EXERCISE DETAILS. Every line that holds "callback" should be shown.

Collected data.
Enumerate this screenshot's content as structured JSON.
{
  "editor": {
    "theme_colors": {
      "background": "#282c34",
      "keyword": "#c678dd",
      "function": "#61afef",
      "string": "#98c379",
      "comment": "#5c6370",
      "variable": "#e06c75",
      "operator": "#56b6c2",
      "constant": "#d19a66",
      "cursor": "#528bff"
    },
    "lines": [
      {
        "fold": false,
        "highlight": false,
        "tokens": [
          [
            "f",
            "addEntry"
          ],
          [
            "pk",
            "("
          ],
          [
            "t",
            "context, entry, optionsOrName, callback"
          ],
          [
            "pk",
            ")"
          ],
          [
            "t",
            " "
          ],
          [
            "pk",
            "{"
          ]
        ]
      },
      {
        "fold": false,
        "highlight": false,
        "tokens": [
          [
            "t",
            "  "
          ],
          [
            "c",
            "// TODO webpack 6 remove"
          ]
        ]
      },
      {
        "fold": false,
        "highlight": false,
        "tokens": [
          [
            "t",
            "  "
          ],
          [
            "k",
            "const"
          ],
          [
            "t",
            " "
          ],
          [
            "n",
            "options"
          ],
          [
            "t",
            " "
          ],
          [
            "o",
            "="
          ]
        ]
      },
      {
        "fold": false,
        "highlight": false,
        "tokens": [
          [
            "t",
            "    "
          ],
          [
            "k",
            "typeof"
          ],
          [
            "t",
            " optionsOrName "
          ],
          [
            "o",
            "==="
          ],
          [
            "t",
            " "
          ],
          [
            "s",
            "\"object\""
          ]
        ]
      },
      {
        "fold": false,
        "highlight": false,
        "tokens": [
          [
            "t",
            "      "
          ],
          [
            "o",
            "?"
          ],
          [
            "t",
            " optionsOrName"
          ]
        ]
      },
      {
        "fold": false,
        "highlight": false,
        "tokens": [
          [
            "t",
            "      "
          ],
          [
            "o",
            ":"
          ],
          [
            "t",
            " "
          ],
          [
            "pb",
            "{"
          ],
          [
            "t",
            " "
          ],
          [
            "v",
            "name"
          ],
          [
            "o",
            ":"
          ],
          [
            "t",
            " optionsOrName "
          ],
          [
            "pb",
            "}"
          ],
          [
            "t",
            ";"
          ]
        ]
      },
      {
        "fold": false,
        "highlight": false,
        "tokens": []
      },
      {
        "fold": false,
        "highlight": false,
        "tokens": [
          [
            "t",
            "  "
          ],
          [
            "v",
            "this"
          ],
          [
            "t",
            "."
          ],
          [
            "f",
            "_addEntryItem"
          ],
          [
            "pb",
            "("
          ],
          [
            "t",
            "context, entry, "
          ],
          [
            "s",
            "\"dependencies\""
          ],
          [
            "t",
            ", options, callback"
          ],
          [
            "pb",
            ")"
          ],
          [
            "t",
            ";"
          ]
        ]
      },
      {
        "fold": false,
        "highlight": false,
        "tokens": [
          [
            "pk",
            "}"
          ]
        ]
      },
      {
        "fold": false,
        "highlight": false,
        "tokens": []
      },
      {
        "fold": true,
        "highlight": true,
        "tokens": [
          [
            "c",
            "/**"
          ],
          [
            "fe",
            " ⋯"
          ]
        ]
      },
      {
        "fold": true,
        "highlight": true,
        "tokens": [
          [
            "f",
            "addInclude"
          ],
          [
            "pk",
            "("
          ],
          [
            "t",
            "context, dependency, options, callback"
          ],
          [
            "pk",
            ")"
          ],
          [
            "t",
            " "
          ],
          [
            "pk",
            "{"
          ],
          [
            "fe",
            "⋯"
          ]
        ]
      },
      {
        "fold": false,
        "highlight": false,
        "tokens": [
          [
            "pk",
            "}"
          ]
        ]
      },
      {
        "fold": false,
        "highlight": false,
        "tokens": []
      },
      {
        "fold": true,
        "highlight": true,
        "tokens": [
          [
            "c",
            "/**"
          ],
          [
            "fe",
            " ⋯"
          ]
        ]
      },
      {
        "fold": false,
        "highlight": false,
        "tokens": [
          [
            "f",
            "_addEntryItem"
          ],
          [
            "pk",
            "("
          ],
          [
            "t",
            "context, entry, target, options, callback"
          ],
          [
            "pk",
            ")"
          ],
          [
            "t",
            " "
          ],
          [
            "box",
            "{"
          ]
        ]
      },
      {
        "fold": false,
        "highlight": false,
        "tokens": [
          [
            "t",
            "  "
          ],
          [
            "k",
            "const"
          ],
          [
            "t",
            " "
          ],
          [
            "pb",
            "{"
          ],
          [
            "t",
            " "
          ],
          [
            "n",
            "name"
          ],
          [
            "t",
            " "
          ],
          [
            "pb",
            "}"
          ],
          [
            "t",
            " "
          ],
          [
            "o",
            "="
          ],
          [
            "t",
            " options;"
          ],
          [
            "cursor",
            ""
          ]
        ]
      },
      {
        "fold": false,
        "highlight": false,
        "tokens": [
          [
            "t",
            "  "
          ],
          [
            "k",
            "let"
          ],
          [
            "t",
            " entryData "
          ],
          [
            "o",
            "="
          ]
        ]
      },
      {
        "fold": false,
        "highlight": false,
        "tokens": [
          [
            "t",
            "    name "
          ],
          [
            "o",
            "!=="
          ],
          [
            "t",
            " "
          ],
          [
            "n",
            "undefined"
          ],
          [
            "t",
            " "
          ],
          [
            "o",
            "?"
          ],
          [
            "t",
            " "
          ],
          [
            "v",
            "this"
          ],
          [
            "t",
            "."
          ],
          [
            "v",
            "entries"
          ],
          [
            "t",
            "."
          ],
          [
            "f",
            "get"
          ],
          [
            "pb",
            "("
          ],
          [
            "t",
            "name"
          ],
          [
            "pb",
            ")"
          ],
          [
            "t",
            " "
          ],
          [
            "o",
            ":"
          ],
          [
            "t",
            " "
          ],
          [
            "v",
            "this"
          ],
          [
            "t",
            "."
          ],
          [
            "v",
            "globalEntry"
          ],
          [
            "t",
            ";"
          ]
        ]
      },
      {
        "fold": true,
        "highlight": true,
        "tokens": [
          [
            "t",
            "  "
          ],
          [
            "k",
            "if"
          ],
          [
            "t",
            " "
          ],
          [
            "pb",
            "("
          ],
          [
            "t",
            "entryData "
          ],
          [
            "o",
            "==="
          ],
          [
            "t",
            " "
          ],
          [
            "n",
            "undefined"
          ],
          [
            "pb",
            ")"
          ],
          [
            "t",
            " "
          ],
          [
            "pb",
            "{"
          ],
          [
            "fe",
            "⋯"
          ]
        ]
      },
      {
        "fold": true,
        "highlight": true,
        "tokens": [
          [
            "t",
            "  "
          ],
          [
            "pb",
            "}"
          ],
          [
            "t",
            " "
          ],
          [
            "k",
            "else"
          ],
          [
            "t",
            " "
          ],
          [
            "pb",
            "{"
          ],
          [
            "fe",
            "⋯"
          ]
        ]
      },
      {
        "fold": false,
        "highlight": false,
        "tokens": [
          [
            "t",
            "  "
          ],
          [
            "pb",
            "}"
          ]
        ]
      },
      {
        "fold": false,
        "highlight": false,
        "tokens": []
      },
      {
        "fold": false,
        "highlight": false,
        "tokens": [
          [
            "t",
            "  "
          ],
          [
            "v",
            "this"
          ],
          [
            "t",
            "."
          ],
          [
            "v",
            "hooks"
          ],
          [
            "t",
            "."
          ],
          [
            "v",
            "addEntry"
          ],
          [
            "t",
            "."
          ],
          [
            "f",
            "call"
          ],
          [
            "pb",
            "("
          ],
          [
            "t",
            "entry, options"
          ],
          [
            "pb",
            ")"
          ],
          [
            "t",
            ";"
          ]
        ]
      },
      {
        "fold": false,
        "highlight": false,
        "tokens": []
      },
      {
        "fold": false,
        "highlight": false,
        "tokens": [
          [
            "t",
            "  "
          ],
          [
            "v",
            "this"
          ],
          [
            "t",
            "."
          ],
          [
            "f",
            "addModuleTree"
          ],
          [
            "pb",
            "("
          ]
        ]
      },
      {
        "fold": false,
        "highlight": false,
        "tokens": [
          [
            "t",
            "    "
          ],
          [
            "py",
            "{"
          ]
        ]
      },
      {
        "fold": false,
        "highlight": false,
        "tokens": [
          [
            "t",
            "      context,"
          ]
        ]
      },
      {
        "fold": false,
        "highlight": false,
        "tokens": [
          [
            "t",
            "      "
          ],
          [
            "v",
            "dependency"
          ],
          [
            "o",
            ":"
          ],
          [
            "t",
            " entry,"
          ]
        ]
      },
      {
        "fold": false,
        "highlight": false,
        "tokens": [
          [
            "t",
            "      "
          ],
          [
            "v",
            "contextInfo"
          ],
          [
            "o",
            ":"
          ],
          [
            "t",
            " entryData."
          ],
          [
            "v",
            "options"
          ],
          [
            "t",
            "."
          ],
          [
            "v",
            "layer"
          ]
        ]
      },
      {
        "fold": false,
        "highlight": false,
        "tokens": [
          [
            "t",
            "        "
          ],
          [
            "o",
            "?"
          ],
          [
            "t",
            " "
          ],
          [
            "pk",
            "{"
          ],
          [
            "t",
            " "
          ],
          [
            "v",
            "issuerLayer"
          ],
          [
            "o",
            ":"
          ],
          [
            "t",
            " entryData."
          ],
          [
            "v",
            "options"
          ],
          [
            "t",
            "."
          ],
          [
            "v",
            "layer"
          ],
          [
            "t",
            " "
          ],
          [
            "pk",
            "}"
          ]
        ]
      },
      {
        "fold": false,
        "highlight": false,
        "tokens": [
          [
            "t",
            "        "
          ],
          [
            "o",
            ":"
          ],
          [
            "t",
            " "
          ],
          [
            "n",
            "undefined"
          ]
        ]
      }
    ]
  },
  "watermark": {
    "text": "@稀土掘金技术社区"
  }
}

RESPONSE BELOW.
            "context, entry, optionsOrName, callback"
            ", options, callback"
            "context, dependency, options, callback"
            "context, entry, target, options, callback"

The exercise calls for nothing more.